Problem to solve:
Search the listing below for the string "unit" and copy every line where it occurs.

Structured figure records:
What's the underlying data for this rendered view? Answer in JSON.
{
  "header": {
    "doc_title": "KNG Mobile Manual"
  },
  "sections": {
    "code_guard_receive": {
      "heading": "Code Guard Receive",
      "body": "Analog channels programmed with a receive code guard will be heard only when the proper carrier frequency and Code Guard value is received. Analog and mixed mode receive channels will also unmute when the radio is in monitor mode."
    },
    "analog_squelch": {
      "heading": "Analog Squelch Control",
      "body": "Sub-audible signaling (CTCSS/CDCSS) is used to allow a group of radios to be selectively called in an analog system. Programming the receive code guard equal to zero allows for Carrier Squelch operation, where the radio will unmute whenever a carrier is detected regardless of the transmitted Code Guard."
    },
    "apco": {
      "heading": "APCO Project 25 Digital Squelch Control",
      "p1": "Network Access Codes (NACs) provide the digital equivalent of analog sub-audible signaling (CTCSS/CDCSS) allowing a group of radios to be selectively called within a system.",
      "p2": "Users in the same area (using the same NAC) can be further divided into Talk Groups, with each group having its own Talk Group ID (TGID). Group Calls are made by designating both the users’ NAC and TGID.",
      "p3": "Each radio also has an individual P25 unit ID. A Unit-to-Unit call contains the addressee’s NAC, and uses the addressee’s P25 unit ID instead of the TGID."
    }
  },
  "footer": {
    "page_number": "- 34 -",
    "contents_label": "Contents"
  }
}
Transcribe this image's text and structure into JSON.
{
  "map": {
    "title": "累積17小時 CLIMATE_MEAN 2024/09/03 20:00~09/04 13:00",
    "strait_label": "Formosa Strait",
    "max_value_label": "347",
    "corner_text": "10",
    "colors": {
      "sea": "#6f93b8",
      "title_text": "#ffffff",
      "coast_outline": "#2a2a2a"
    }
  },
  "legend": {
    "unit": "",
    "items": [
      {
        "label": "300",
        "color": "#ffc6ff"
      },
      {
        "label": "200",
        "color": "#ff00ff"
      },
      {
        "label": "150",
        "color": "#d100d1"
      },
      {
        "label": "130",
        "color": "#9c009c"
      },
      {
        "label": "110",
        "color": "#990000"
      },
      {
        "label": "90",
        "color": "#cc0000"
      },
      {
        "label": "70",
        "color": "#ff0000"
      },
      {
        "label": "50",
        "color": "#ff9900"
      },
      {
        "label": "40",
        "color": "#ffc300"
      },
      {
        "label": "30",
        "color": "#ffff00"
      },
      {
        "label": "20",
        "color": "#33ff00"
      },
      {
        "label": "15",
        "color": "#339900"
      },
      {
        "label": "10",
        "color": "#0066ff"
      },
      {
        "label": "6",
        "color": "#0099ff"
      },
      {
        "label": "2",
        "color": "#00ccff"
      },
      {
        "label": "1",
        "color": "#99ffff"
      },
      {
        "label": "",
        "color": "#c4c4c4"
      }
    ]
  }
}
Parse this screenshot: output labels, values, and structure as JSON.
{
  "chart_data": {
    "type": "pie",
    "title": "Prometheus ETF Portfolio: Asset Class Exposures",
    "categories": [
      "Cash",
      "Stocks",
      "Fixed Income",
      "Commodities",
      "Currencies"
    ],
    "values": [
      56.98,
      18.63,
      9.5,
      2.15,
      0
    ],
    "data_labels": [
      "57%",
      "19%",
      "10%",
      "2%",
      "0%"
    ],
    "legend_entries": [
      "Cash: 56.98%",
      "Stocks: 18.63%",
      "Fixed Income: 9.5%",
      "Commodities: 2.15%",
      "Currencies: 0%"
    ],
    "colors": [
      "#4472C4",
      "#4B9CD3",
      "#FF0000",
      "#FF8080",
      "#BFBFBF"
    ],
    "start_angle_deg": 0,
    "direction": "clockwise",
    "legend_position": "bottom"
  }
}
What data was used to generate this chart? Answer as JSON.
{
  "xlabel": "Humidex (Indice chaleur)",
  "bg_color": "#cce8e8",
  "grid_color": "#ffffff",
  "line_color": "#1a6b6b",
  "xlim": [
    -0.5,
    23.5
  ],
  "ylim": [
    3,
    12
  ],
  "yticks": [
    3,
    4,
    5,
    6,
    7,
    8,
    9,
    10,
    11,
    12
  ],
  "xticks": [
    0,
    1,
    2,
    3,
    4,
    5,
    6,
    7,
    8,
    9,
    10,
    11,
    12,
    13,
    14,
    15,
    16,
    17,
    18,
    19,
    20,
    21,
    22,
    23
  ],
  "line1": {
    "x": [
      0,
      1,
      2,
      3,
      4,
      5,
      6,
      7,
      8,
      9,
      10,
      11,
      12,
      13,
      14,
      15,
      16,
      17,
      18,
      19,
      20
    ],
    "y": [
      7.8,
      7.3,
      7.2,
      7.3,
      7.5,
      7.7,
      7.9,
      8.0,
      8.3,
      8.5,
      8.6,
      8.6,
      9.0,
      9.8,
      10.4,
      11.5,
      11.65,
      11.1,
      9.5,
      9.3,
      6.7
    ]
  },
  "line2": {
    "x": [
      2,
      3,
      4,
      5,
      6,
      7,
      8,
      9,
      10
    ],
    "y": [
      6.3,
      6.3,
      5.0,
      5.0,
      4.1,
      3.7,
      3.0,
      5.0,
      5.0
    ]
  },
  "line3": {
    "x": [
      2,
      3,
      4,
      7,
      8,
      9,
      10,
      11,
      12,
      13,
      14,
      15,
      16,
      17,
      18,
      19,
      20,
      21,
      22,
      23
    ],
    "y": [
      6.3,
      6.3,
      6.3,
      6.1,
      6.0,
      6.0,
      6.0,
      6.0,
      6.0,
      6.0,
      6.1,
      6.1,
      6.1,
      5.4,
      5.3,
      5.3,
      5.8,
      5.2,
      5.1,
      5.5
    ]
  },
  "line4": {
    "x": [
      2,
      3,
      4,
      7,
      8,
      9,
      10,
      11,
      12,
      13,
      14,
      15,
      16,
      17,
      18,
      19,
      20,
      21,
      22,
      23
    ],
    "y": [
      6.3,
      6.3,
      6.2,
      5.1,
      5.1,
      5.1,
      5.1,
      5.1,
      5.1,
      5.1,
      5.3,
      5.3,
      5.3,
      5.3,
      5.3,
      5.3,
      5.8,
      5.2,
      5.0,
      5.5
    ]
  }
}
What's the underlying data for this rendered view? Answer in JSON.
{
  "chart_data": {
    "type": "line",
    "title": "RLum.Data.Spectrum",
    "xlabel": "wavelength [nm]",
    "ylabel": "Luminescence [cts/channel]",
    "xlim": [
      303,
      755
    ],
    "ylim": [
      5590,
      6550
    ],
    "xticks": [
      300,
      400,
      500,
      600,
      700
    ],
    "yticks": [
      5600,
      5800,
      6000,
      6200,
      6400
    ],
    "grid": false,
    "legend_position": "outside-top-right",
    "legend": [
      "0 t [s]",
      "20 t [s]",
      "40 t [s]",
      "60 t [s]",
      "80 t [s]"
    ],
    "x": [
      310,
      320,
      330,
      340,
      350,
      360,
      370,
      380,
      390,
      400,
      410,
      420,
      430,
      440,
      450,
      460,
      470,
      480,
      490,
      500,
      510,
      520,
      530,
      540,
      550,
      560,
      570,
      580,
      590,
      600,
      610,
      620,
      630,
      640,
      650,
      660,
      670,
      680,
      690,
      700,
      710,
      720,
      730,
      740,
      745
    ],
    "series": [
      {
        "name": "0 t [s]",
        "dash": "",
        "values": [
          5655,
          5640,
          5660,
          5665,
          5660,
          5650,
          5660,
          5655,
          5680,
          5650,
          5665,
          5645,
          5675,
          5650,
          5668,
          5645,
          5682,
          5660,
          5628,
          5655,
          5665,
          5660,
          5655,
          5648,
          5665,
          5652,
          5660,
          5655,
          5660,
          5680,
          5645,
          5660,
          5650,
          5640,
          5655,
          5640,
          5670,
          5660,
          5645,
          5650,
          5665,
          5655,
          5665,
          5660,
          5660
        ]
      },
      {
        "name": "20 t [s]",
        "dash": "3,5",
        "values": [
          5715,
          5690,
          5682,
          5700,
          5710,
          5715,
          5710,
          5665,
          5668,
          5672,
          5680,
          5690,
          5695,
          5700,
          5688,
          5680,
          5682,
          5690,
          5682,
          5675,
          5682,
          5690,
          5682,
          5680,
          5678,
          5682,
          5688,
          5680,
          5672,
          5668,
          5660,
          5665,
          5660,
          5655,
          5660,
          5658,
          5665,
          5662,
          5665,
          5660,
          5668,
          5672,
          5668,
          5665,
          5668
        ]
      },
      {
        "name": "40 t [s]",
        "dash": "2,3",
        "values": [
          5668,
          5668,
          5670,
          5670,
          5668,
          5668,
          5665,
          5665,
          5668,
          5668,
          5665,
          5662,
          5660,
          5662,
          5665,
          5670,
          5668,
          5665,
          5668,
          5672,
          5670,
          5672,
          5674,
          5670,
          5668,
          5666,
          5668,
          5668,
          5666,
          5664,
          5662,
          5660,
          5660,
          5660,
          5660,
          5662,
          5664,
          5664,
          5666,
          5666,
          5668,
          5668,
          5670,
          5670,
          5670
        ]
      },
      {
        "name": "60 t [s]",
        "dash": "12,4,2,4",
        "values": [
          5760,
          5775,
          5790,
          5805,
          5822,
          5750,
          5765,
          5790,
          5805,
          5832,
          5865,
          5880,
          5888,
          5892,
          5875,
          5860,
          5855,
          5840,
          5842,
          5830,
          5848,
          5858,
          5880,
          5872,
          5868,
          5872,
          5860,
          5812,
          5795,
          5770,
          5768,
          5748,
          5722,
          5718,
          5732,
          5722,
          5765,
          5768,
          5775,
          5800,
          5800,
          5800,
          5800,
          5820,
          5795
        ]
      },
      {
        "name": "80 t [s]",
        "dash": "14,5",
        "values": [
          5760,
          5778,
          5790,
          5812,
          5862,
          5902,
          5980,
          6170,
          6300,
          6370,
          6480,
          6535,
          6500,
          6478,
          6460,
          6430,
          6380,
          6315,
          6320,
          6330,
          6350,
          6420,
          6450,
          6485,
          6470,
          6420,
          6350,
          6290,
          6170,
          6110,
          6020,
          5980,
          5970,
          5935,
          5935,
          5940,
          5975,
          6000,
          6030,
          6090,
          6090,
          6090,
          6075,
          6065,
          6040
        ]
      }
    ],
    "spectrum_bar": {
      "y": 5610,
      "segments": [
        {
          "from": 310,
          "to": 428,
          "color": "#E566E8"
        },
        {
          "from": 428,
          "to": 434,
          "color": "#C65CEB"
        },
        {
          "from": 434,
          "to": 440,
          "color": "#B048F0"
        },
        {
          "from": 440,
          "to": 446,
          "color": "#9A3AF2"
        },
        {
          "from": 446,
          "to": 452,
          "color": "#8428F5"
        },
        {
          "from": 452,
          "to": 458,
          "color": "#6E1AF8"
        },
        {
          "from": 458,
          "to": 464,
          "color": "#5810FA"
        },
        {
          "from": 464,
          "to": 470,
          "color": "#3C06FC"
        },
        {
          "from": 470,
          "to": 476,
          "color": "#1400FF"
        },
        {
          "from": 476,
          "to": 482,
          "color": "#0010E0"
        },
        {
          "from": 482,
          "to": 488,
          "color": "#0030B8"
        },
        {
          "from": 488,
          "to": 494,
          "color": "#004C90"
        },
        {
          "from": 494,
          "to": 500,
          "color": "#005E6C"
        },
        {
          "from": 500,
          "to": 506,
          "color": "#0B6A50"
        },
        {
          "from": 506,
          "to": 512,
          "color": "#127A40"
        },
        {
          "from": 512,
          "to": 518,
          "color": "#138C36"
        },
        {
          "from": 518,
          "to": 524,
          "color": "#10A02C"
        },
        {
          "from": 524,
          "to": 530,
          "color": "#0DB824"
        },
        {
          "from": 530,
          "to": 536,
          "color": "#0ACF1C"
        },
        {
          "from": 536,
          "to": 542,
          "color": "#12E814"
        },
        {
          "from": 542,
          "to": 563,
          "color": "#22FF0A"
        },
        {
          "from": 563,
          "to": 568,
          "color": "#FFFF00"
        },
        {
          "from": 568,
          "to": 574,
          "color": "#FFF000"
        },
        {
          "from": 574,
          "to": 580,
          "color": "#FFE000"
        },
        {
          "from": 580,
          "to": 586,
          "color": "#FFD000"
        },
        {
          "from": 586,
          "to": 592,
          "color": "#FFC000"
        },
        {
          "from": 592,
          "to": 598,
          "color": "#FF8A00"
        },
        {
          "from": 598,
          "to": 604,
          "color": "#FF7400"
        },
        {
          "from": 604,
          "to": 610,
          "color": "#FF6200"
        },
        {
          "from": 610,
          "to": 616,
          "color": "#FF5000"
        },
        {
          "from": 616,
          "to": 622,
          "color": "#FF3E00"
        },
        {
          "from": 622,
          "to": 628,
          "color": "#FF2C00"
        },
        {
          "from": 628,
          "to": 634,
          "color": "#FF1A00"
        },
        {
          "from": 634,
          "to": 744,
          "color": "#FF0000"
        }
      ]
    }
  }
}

Final answer:
      "p3": "Each radio also has an individual P25 unit ID. A Unit-to-Unit call contains the addressee’s NAC, and uses the addressee’s P25 unit ID instead of the TGID."
    "unit": "",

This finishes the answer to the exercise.